▸ **DATA EXCERPTS**

· · ·

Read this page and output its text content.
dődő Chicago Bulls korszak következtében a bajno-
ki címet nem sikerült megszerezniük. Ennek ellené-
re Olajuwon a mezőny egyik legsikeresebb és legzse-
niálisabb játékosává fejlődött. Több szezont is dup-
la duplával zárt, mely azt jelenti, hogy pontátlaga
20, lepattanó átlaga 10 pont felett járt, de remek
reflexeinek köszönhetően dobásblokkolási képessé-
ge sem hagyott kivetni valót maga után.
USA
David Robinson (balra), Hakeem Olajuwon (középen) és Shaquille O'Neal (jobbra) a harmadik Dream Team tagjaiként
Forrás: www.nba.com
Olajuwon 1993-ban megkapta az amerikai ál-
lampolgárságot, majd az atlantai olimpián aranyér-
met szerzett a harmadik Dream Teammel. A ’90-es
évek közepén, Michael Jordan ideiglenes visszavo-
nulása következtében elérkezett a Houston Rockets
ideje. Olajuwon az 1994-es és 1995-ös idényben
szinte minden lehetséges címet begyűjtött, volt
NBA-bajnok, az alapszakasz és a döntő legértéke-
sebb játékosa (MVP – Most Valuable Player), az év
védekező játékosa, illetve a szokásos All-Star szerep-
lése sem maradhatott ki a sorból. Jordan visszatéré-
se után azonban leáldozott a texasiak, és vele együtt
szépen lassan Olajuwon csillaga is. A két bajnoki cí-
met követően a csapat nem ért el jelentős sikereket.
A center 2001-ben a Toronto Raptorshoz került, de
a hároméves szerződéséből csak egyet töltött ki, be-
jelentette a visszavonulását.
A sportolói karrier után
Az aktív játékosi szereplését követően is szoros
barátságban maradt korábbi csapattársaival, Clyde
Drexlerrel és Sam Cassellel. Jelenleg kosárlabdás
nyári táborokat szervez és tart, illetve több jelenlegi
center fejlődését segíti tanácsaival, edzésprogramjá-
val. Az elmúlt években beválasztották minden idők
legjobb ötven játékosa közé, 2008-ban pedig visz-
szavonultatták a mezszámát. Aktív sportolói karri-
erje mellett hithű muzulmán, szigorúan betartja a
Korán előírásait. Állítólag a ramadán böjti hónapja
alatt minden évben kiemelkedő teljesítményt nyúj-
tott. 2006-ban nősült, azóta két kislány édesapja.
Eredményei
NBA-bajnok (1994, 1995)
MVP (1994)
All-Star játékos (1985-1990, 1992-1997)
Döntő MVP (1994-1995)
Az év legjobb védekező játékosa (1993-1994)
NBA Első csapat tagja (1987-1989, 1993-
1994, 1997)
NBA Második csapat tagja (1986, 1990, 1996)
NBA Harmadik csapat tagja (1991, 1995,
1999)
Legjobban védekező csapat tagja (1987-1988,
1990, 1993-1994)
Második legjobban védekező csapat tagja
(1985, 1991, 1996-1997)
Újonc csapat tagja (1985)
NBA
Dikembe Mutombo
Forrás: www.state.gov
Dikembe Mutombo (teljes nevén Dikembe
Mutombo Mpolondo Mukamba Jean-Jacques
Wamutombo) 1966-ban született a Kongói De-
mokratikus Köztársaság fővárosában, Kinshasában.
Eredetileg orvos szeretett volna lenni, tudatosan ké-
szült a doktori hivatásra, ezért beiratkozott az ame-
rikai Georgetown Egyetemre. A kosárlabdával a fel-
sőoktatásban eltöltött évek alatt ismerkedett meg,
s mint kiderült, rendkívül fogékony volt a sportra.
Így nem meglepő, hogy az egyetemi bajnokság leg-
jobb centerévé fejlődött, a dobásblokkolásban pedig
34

· · ·

▸ **INSTRUCTIONS TO FOLLOW**
The entries above should be repeated exactly, every one of them.

▸ **RESPONSE TO THIS EXERCISE**
Read this page and output its text content.
dődő Chicago Bulls korszak következtében a bajno-
ki címet nem sikerült megszerezniük. Ennek ellené-
re Olajuwon a mezőny egyik legsikeresebb és legzse-
niálisabb játékosává fejlődött. Több szezont is dup-
la duplával zárt, mely azt jelenti, hogy pontátlaga
20, lepattanó átlaga 10 pont felett járt, de remek
reflexeinek köszönhetően dobásblokkolási képessé-
ge sem hagyott kivetni valót maga után.
USA
David Robinson (balra), Hakeem Olajuwon (középen) és Shaquille O'Neal (jobbra) a harmadik Dream Team tagjaiként
Forrás: www.nba.com
Olajuwon 1993-ban megkapta az amerikai ál-
lampolgárságot, majd az atlantai olimpián aranyér-
met szerzett a harmadik Dream Teammel. A ’90-es
évek közepén, Michael Jordan ideiglenes visszavo-
nulása következtében elérkezett a Houston Rockets
ideje. Olajuwon az 1994-es és 1995-ös idényben
szinte minden lehetséges címet begyűjtött, volt
NBA-bajnok, az alapszakasz és a döntő legértéke-
sebb játékosa (MVP – Most Valuable Player), az év
védekező játékosa, illetve a szokásos All-Star szerep-
lése sem maradhatott ki a sorból. Jordan visszatéré-
se után azonban leáldozott a texasiak, és vele együtt
szépen lassan Olajuwon csillaga is. A két bajnoki cí-
met követően a csapat nem ért el jelentős sikereket.
A center 2001-ben a Toronto Raptorshoz került, de
a hároméves szerződéséből csak egyet töltött ki, be-
jelentette a visszavonulását.
A sportolói karrier után
Az aktív játékosi szereplését követően is szoros
barátságban maradt korábbi csapattársaival, Clyde
Drexlerrel és Sam Cassellel. Jelenleg kosárlabdás
nyári táborokat szervez és tart, illetve több jelenlegi
center fejlődését segíti tanácsaival, edzésprogramjá-
val. Az elmúlt években beválasztották minden idők
legjobb ötven játékosa közé, 2008-ban pedig visz-
szavonultatták a mezszámát. Aktív sportolói karri-
erje mellett hithű muzulmán, szigorúan betartja a
Korán előírásait. Állítólag a ramadán böjti hónapja
alatt minden évben kiemelkedő teljesítményt nyúj-
tott. 2006-ban nősült, azóta két kislány édesapja.
Eredményei
NBA-bajnok (1994, 1995)
MVP (1994)
All-Star játékos (1985-1990, 1992-1997)
Döntő MVP (1994-1995)
Az év legjobb védekező játékosa (1993-1994)
NBA Első csapat tagja (1987-1989, 1993-
1994, 1997)
NBA Második csapat tagja (1986, 1990, 1996)
NBA Harmadik csapat tagja (1991, 1995,
1999)
Legjobban védekező csapat tagja (1987-1988,
1990, 1993-1994)
Második legjobban védekező csapat tagja
(1985, 1991, 1996-1997)
Újonc csapat tagja (1985)
NBA
Dikembe Mutombo
Forrás: www.state.gov
Dikembe Mutombo (teljes nevén Dikembe
Mutombo Mpolondo Mukamba Jean-Jacques
Wamutombo) 1966-ban született a Kongói De-
mokratikus Köztársaság fővárosában, Kinshasában.
Eredetileg orvos szeretett volna lenni, tudatosan ké-
szült a doktori hivatásra, ezért beiratkozott az ame-
rikai Georgetown Egyetemre. A kosárlabdával a fel-
sőoktatásban eltöltött évek alatt ismerkedett meg,
s mint kiderült, rendkívül fogékony volt a sportra.
Így nem meglepő, hogy az egyetemi bajnokság leg-
jobb centerévé fejlődött, a dobásblokkolásban pedig
34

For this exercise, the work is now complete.